Select the lines that contain "Contabilizar" and copy each of them.

(Data excerpts)
=======

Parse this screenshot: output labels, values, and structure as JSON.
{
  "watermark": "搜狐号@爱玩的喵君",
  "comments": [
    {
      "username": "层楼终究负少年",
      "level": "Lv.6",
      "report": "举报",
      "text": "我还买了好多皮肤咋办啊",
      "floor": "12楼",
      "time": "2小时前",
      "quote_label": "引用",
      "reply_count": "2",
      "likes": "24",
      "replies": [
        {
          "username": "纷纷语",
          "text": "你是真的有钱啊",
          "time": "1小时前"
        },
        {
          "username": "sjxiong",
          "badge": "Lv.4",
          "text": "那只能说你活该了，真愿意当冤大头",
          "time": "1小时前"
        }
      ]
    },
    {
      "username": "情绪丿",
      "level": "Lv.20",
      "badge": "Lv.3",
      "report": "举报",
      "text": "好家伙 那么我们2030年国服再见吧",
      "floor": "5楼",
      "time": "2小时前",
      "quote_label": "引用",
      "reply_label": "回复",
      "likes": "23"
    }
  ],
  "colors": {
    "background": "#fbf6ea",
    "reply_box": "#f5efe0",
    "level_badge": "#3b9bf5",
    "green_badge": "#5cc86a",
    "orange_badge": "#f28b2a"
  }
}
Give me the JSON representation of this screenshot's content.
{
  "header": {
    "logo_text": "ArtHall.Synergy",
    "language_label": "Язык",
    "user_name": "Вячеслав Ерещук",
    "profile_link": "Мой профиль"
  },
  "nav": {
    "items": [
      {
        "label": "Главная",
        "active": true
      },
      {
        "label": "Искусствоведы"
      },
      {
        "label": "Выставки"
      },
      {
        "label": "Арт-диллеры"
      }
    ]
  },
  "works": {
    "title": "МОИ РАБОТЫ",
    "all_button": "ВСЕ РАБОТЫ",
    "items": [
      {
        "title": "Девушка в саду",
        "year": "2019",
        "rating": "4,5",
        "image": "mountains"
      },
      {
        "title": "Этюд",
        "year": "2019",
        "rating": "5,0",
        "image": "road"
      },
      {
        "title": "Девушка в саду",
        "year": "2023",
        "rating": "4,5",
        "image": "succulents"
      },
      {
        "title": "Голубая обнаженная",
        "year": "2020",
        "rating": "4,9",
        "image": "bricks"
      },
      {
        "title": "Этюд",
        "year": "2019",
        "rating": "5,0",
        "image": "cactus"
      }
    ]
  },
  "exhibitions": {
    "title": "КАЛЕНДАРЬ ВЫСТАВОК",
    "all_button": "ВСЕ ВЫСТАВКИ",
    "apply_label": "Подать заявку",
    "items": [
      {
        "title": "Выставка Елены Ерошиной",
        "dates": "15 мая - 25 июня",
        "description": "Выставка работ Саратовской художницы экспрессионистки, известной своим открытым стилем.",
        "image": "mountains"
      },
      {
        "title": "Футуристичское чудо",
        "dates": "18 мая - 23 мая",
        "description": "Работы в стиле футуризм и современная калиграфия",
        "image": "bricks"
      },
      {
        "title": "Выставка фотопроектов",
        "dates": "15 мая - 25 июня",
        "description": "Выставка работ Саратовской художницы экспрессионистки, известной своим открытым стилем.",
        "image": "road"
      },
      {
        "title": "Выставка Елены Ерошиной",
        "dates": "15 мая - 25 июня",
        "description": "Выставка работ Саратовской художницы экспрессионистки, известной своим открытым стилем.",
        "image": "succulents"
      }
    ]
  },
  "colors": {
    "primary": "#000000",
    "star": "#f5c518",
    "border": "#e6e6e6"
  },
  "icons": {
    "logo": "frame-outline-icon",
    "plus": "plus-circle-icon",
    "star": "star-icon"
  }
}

=======

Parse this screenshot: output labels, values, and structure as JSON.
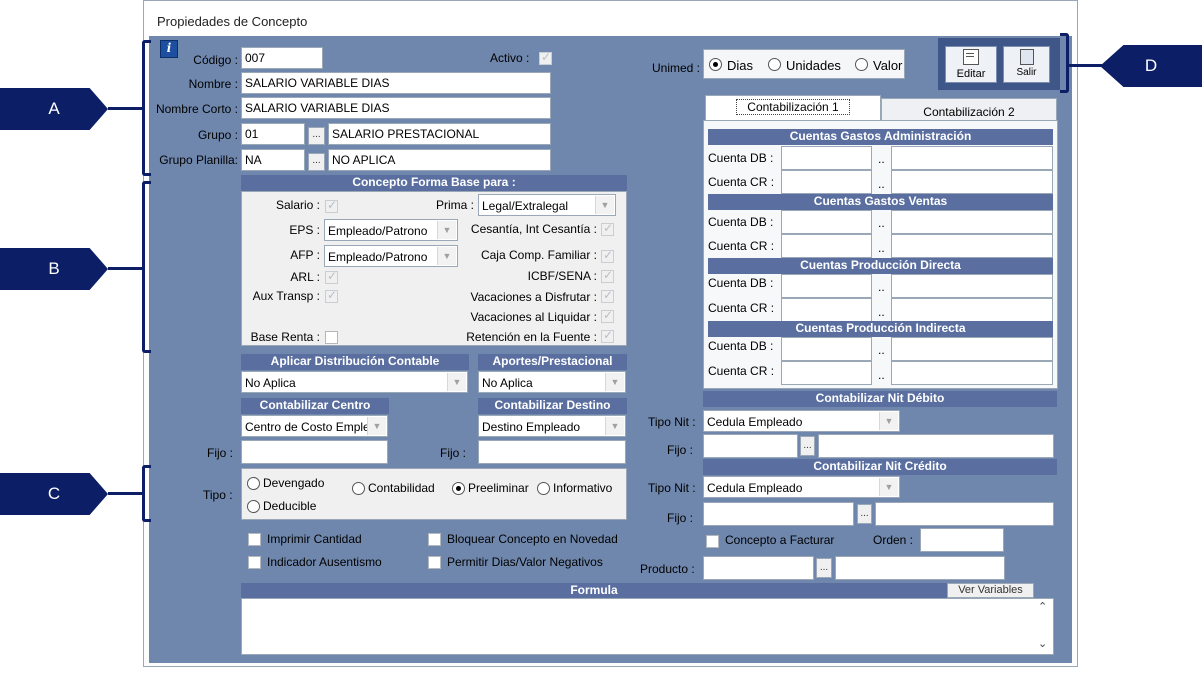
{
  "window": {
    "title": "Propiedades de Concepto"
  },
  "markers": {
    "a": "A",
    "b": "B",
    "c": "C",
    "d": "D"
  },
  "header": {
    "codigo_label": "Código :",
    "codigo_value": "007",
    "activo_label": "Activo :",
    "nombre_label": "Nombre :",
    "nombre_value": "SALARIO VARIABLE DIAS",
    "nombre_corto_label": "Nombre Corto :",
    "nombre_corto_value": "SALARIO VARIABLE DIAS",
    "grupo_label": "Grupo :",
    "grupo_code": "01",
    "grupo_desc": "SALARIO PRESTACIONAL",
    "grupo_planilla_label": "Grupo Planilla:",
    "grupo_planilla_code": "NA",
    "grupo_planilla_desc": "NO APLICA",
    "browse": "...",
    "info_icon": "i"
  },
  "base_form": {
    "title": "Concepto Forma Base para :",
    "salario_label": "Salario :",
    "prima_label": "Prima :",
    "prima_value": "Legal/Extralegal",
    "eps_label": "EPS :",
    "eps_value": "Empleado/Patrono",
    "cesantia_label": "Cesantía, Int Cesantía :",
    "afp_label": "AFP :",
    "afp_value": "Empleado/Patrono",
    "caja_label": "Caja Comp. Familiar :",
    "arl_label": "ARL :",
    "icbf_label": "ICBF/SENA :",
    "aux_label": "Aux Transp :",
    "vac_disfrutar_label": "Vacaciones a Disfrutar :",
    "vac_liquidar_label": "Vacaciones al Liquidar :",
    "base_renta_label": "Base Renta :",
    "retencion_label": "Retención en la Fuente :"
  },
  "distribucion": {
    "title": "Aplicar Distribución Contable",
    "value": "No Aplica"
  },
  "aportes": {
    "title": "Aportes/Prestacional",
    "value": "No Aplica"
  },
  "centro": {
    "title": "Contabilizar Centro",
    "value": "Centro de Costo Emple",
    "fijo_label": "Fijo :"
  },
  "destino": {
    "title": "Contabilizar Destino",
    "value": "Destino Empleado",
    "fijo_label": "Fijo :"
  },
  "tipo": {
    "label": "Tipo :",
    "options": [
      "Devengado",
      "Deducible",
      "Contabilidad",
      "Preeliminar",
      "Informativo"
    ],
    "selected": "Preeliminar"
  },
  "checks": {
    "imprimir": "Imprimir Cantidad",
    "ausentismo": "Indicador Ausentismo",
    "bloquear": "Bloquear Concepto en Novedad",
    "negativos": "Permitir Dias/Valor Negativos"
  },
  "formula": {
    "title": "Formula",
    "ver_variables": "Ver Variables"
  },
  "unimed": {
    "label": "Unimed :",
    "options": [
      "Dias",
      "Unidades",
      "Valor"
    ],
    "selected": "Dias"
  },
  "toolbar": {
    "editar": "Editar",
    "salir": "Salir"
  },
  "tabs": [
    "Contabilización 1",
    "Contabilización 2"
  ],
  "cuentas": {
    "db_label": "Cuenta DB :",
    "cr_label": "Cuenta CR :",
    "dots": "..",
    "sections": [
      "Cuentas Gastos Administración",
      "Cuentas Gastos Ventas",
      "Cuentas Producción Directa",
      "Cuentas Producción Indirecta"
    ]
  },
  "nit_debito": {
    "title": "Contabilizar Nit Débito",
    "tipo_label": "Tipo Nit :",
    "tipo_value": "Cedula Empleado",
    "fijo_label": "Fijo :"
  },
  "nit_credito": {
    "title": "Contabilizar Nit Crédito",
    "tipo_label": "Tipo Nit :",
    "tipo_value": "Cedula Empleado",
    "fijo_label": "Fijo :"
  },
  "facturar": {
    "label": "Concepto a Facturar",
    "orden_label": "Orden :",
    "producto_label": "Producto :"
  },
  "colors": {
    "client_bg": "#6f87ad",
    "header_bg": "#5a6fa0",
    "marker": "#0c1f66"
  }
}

=======

FULL OUTPUT:
    "title": "Contabilizar Centro",
    "title": "Contabilizar Destino",
    "title": "Contabilizar Nit Débito",
    "title": "Contabilizar Nit Crédito",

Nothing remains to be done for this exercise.